» DIRECTION: Retype the records below exactly as they appear, but leave out any pictures.
>> Start LISTED ENTRIES
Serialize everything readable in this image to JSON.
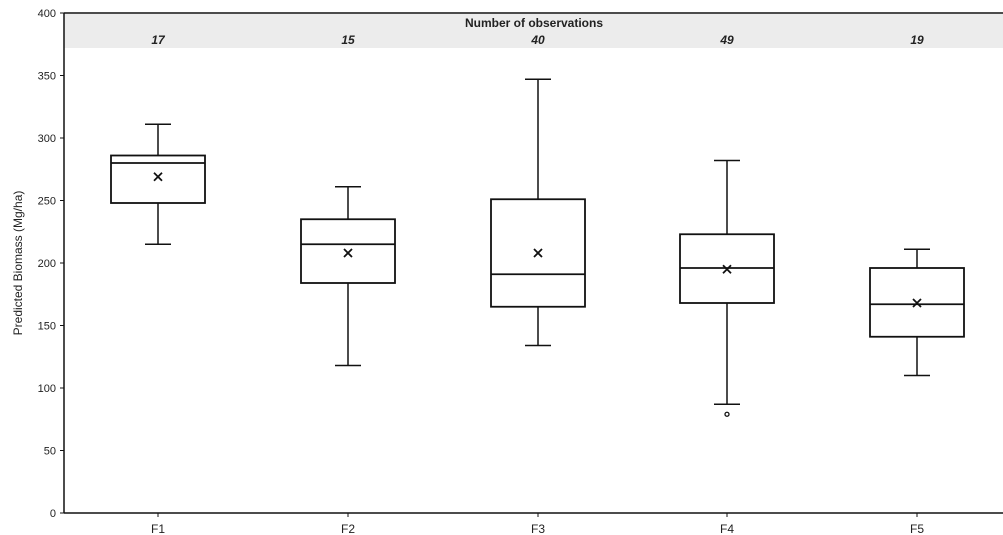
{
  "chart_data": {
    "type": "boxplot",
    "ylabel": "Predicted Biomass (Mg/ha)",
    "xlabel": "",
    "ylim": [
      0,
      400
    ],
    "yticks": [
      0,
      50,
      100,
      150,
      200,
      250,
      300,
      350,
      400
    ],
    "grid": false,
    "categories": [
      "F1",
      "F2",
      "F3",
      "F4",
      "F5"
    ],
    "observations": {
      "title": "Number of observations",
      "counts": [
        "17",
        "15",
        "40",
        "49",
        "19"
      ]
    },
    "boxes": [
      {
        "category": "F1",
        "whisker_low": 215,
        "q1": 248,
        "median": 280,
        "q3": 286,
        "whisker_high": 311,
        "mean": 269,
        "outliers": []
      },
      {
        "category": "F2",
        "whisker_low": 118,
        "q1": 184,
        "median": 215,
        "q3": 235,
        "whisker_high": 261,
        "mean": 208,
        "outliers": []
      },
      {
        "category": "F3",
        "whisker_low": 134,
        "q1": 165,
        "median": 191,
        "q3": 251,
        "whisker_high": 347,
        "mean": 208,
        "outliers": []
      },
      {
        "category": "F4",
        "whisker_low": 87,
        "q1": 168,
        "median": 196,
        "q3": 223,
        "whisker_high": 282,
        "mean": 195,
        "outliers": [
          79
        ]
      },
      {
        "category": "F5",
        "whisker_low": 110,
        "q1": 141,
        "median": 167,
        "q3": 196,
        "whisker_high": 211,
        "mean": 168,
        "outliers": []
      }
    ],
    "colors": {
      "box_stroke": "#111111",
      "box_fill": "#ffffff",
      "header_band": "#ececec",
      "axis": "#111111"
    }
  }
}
>> End LISTED ENTRIES
» SOLUTION TO THIS TASK:
Serialize everything readable in this image to JSON.
{
  "chart_data": {
    "type": "boxplot",
    "ylabel": "Predicted Biomass (Mg/ha)",
    "xlabel": "",
    "ylim": [
      0,
      400
    ],
    "yticks": [
      0,
      50,
      100,
      150,
      200,
      250,
      300,
      350,
      400
    ],
    "grid": false,
    "categories": [
      "F1",
      "F2",
      "F3",
      "F4",
      "F5"
    ],
    "observations": {
      "title": "Number of observations",
      "counts": [
        "17",
        "15",
        "40",
        "49",
        "19"
      ]
    },
    "boxes": [
      {
        "category": "F1",
        "whisker_low": 215,
        "q1": 248,
        "median": 280,
        "q3": 286,
        "whisker_high": 311,
        "mean": 269,
        "outliers": []
      },
      {
        "category": "F2",
        "whisker_low": 118,
        "q1": 184,
        "median": 215,
        "q3": 235,
        "whisker_high": 261,
        "mean": 208,
        "outliers": []
      },
      {
        "category": "F3",
        "whisker_low": 134,
        "q1": 165,
        "median": 191,
        "q3": 251,
        "whisker_high": 347,
        "mean": 208,
        "outliers": []
      },
      {
        "category": "F4",
        "whisker_low": 87,
        "q1": 168,
        "median": 196,
        "q3": 223,
        "whisker_high": 282,
        "mean": 195,
        "outliers": [
          79
        ]
      },
      {
        "category": "F5",
        "whisker_low": 110,
        "q1": 141,
        "median": 167,
        "q3": 196,
        "whisker_high": 211,
        "mean": 168,
        "outliers": []
      }
    ],
    "colors": {
      "box_stroke": "#111111",
      "box_fill": "#ffffff",
      "header_band": "#ececec",
      "axis": "#111111"
    }
  }
}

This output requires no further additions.